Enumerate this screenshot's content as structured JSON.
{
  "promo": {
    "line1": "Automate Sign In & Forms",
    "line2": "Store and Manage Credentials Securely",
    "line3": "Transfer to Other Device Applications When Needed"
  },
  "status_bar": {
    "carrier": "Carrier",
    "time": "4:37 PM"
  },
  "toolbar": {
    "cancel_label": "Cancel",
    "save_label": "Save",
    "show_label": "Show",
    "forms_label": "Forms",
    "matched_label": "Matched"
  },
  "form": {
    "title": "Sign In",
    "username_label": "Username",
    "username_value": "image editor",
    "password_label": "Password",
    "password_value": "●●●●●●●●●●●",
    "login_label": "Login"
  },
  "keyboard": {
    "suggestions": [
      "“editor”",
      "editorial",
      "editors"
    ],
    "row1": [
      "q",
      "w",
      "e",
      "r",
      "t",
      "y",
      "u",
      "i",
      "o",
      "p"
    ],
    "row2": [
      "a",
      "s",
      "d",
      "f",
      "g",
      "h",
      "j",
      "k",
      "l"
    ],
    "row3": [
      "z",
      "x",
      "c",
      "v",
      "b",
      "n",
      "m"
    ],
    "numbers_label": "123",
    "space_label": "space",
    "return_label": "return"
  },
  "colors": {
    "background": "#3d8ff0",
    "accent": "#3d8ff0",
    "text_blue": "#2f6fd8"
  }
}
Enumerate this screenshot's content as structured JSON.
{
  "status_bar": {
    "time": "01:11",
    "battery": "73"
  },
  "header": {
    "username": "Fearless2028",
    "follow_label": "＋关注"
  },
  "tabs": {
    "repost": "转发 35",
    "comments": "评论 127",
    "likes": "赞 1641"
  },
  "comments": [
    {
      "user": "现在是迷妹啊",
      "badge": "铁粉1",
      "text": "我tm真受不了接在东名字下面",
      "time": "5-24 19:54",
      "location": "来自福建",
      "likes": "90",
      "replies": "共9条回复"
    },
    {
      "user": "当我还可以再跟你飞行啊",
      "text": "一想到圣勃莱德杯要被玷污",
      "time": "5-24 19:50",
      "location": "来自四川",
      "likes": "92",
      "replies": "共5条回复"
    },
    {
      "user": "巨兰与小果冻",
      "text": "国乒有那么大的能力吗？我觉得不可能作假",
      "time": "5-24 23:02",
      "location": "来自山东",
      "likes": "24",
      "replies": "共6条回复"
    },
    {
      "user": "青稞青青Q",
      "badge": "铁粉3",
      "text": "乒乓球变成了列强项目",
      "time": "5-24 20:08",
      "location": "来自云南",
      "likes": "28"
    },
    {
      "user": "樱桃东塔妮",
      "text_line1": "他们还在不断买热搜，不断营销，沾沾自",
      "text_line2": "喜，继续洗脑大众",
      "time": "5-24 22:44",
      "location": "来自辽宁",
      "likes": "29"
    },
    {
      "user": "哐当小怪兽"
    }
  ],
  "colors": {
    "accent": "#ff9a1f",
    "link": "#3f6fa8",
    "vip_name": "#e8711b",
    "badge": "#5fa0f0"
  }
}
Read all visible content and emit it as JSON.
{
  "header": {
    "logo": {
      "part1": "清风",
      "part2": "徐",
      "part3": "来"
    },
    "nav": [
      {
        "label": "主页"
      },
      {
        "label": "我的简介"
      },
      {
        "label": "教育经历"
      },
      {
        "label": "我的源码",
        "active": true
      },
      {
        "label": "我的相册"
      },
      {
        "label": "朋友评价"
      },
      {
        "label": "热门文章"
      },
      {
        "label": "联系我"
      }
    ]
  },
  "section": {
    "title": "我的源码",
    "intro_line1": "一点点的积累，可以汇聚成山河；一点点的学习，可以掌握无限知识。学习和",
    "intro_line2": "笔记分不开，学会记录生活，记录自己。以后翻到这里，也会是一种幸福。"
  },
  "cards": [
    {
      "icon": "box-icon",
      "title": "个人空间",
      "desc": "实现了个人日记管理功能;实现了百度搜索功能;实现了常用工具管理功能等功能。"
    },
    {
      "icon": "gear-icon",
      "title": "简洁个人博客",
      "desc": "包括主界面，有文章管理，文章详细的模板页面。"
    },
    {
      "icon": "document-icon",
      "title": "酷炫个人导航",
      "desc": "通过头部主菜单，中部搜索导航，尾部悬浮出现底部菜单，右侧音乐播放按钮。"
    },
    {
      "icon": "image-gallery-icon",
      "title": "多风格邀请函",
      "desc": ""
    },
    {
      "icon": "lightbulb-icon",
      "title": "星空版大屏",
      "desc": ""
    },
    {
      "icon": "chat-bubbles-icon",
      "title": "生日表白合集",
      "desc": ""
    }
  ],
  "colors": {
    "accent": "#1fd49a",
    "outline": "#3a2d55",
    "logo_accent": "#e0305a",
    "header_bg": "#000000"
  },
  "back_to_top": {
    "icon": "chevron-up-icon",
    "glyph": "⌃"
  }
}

Set exercise: Print all the data exactly.

Complete output:
Enumerate this screenshot's content as structured JSON.
{
  "promo": {
    "line1": "Automate Sign In & Forms",
    "line2": "Store and Manage Credentials Securely",
    "line3": "Transfer to Other Device Applications When Needed"
  },
  "status_bar": {
    "carrier": "Carrier",
    "time": "4:37 PM"
  },
  "toolbar": {
    "cancel_label": "Cancel",
    "save_label": "Save",
    "show_label": "Show",
    "forms_label": "Forms",
    "matched_label": "Matched"
  },
  "form": {
    "title": "Sign In",
    "username_label": "Username",
    "username_value": "image editor",
    "password_label": "Password",
    "password_value": "●●●●●●●●●●●",
    "login_label": "Login"
  },
  "keyboard": {
    "suggestions": [
      "“editor”",
      "editorial",
      "editors"
    ],
    "row1": [
      "q",
      "w",
      "e",
      "r",
      "t",
      "y",
      "u",
      "i",
      "o",
      "p"
    ],
    "row2": [
      "a",
      "s",
      "d",
      "f",
      "g",
      "h",
      "j",
      "k",
      "l"
    ],
    "row3": [
      "z",
      "x",
      "c",
      "v",
      "b",
      "n",
      "m"
    ],
    "numbers_label": "123",
    "space_label": "space",
    "return_label": "return"
  },
  "colors": {
    "background": "#3d8ff0",
    "accent": "#3d8ff0",
    "text_blue": "#2f6fd8"
  }
}
Enumerate this screenshot's content as structured JSON.
{
  "status_bar": {
    "time": "01:11",
    "battery": "73"
  },
  "header": {
    "username": "Fearless2028",
    "follow_label": "＋关注"
  },
  "tabs": {
    "repost": "转发 35",
    "comments": "评论 127",
    "likes": "赞 1641"
  },
  "comments": [
    {
      "user": "现在是迷妹啊",
      "badge": "铁粉1",
      "text": "我tm真受不了接在东名字下面",
      "time": "5-24 19:54",
      "location": "来自福建",
      "likes": "90",
      "replies": "共9条回复"
    },
    {
      "user": "当我还可以再跟你飞行啊",
      "text": "一想到圣勃莱德杯要被玷污",
      "time": "5-24 19:50",
      "location": "来自四川",
      "likes": "92",
      "replies": "共5条回复"
    },
    {
      "user": "巨兰与小果冻",
      "text": "国乒有那么大的能力吗？我觉得不可能作假",
      "time": "5-24 23:02",
      "location": "来自山东",
      "likes": "24",
      "replies": "共6条回复"
    },
    {
      "user": "青稞青青Q",
      "badge": "铁粉3",
      "text": "乒乓球变成了列强项目",
      "time": "5-24 20:08",
      "location": "来自云南",
      "likes": "28"
    },
    {
      "user": "樱桃东塔妮",
      "text_line1": "他们还在不断买热搜，不断营销，沾沾自",
      "text_line2": "喜，继续洗脑大众",
      "time": "5-24 22:44",
      "location": "来自辽宁",
      "likes": "29"
    },
    {
      "user": "哐当小怪兽"
    }
  ],
  "colors": {
    "accent": "#ff9a1f",
    "link": "#3f6fa8",
    "vip_name": "#e8711b",
    "badge": "#5fa0f0"
  }
}
Read all visible content and emit it as JSON.
{
  "header": {
    "logo": {
      "part1": "清风",
      "part2": "徐",
      "part3": "来"
    },
    "nav": [
      {
        "label": "主页"
      },
      {
        "label": "我的简介"
      },
      {
        "label": "教育经历"
      },
      {
        "label": "我的源码",
        "active": true
      },
      {
        "label": "我的相册"
      },
      {
        "label": "朋友评价"
      },
      {
        "label": "热门文章"
      },
      {
        "label": "联系我"
      }
    ]
  },
  "section": {
    "title": "我的源码",
    "intro_line1": "一点点的积累，可以汇聚成山河；一点点的学习，可以掌握无限知识。学习和",
    "intro_line2": "笔记分不开，学会记录生活，记录自己。以后翻到这里，也会是一种幸福。"
  },
  "cards": [
    {
      "icon": "box-icon",
      "title": "个人空间",
      "desc": "实现了个人日记管理功能;实现了百度搜索功能;实现了常用工具管理功能等功能。"
    },
    {
      "icon": "gear-icon",
      "title": "简洁个人博客",
      "desc": "包括主界面，有文章管理，文章详细的模板页面。"
    },
    {
      "icon": "document-icon",
      "title": "酷炫个人导航",
      "desc": "通过头部主菜单，中部搜索导航，尾部悬浮出现底部菜单，右侧音乐播放按钮。"
    },
    {
      "icon": "image-gallery-icon",
      "title": "多风格邀请函",
      "desc": ""
    },
    {
      "icon": "lightbulb-icon",
      "title": "星空版大屏",
      "desc": ""
    },
    {
      "icon": "chat-bubbles-icon",
      "title": "生日表白合集",
      "desc": ""
    }
  ],
  "colors": {
    "accent": "#1fd49a",
    "outline": "#3a2d55",
    "logo_accent": "#e0305a",
    "header_bg": "#000000"
  },
  "back_to_top": {
    "icon": "chevron-up-icon",
    "glyph": "⌃"
  }
}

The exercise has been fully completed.